» Input for this task
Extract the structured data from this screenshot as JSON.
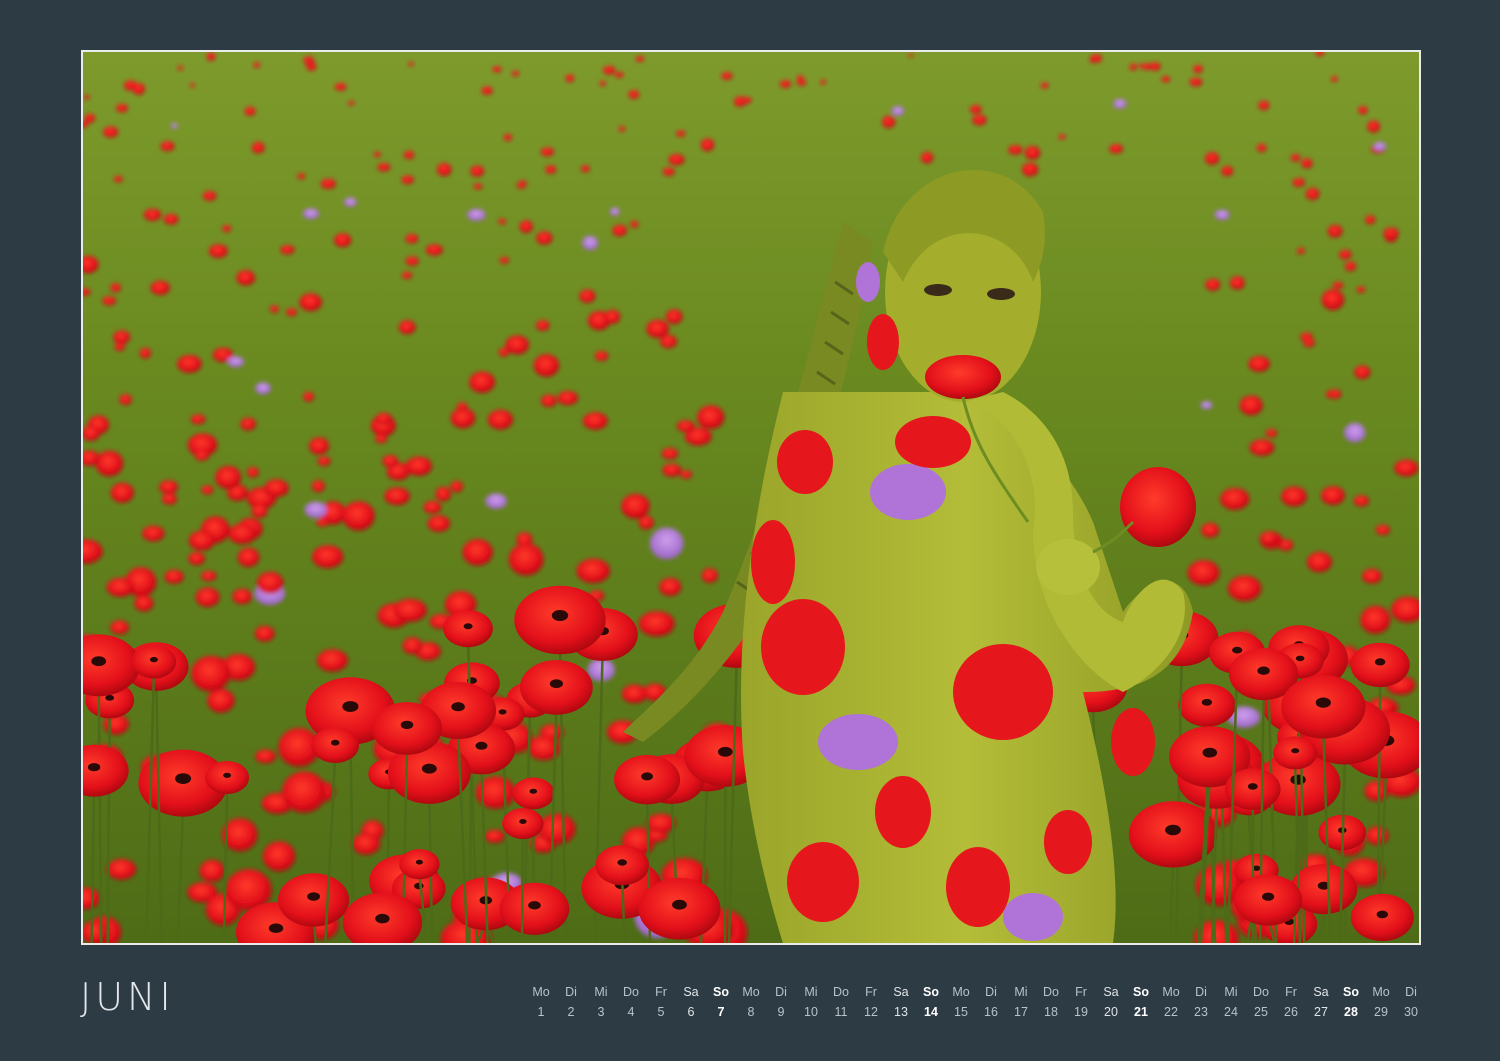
{
  "month": {
    "title": "JUNI"
  },
  "calendar": {
    "days": [
      {
        "weekday": "Mo",
        "date": "1",
        "kind": "weekday"
      },
      {
        "weekday": "Di",
        "date": "2",
        "kind": "weekday"
      },
      {
        "weekday": "Mi",
        "date": "3",
        "kind": "weekday"
      },
      {
        "weekday": "Do",
        "date": "4",
        "kind": "weekday"
      },
      {
        "weekday": "Fr",
        "date": "5",
        "kind": "weekday"
      },
      {
        "weekday": "Sa",
        "date": "6",
        "kind": "saturday"
      },
      {
        "weekday": "So",
        "date": "7",
        "kind": "sunday"
      },
      {
        "weekday": "Mo",
        "date": "8",
        "kind": "weekday"
      },
      {
        "weekday": "Di",
        "date": "9",
        "kind": "weekday"
      },
      {
        "weekday": "Mi",
        "date": "10",
        "kind": "weekday"
      },
      {
        "weekday": "Do",
        "date": "11",
        "kind": "weekday"
      },
      {
        "weekday": "Fr",
        "date": "12",
        "kind": "weekday"
      },
      {
        "weekday": "Sa",
        "date": "13",
        "kind": "saturday"
      },
      {
        "weekday": "So",
        "date": "14",
        "kind": "sunday"
      },
      {
        "weekday": "Mo",
        "date": "15",
        "kind": "weekday"
      },
      {
        "weekday": "Di",
        "date": "16",
        "kind": "weekday"
      },
      {
        "weekday": "Mi",
        "date": "17",
        "kind": "weekday"
      },
      {
        "weekday": "Do",
        "date": "18",
        "kind": "weekday"
      },
      {
        "weekday": "Fr",
        "date": "19",
        "kind": "weekday"
      },
      {
        "weekday": "Sa",
        "date": "20",
        "kind": "saturday"
      },
      {
        "weekday": "So",
        "date": "21",
        "kind": "sunday"
      },
      {
        "weekday": "Mo",
        "date": "22",
        "kind": "weekday"
      },
      {
        "weekday": "Di",
        "date": "23",
        "kind": "weekday"
      },
      {
        "weekday": "Mi",
        "date": "24",
        "kind": "weekday"
      },
      {
        "weekday": "Do",
        "date": "25",
        "kind": "weekday"
      },
      {
        "weekday": "Fr",
        "date": "26",
        "kind": "weekday"
      },
      {
        "weekday": "Sa",
        "date": "27",
        "kind": "saturday"
      },
      {
        "weekday": "So",
        "date": "28",
        "kind": "sunday"
      },
      {
        "weekday": "Mo",
        "date": "29",
        "kind": "weekday"
      },
      {
        "weekday": "Di",
        "date": "30",
        "kind": "weekday"
      }
    ]
  },
  "colors": {
    "background": "#2d3b45",
    "frame_border": "#e9ece9",
    "poppy_red": "#e8141a",
    "field_green": "#6b8a22",
    "body_paint": "#a9b52e",
    "violet": "#b07ad6"
  }
}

» What this task involves
Set every line down exactly as written, leaving each picture out.

» Final answer
Extract the structured data from this screenshot as JSON.
{
  "month": {
    "title": "JUNI"
  },
  "calendar": {
    "days": [
      {
        "weekday": "Mo",
        "date": "1",
        "kind": "weekday"
      },
      {
        "weekday": "Di",
        "date": "2",
        "kind": "weekday"
      },
      {
        "weekday": "Mi",
        "date": "3",
        "kind": "weekday"
      },
      {
        "weekday": "Do",
        "date": "4",
        "kind": "weekday"
      },
      {
        "weekday": "Fr",
        "date": "5",
        "kind": "weekday"
      },
      {
        "weekday": "Sa",
        "date": "6",
        "kind": "saturday"
      },
      {
        "weekday": "So",
        "date": "7",
        "kind": "sunday"
      },
      {
        "weekday": "Mo",
        "date": "8",
        "kind": "weekday"
      },
      {
        "weekday": "Di",
        "date": "9",
        "kind": "weekday"
      },
      {
        "weekday": "Mi",
        "date": "10",
        "kind": "weekday"
      },
      {
        "weekday": "Do",
        "date": "11",
        "kind": "weekday"
      },
      {
        "weekday": "Fr",
        "date": "12",
        "kind": "weekday"
      },
      {
        "weekday": "Sa",
        "date": "13",
        "kind": "saturday"
      },
      {
        "weekday": "So",
        "date": "14",
        "kind": "sunday"
      },
      {
        "weekday": "Mo",
        "date": "15",
        "kind": "weekday"
      },
      {
        "weekday": "Di",
        "date": "16",
        "kind": "weekday"
      },
      {
        "weekday": "Mi",
        "date": "17",
        "kind": "weekday"
      },
      {
        "weekday": "Do",
        "date": "18",
        "kind": "weekday"
      },
      {
        "weekday": "Fr",
        "date": "19",
        "kind": "weekday"
      },
      {
        "weekday": "Sa",
        "date": "20",
        "kind": "saturday"
      },
      {
        "weekday": "So",
        "date": "21",
        "kind": "sunday"
      },
      {
        "weekday": "Mo",
        "date": "22",
        "kind": "weekday"
      },
      {
        "weekday": "Di",
        "date": "23",
        "kind": "weekday"
      },
      {
        "weekday": "Mi",
        "date": "24",
        "kind": "weekday"
      },
      {
        "weekday": "Do",
        "date": "25",
        "kind": "weekday"
      },
      {
        "weekday": "Fr",
        "date": "26",
        "kind": "weekday"
      },
      {
        "weekday": "Sa",
        "date": "27",
        "kind": "saturday"
      },
      {
        "weekday": "So",
        "date": "28",
        "kind": "sunday"
      },
      {
        "weekday": "Mo",
        "date": "29",
        "kind": "weekday"
      },
      {
        "weekday": "Di",
        "date": "30",
        "kind": "weekday"
      }
    ]
  },
  "colors": {
    "background": "#2d3b45",
    "frame_border": "#e9ece9",
    "poppy_red": "#e8141a",
    "field_green": "#6b8a22",
    "body_paint": "#a9b52e",
    "violet": "#b07ad6"
  }
}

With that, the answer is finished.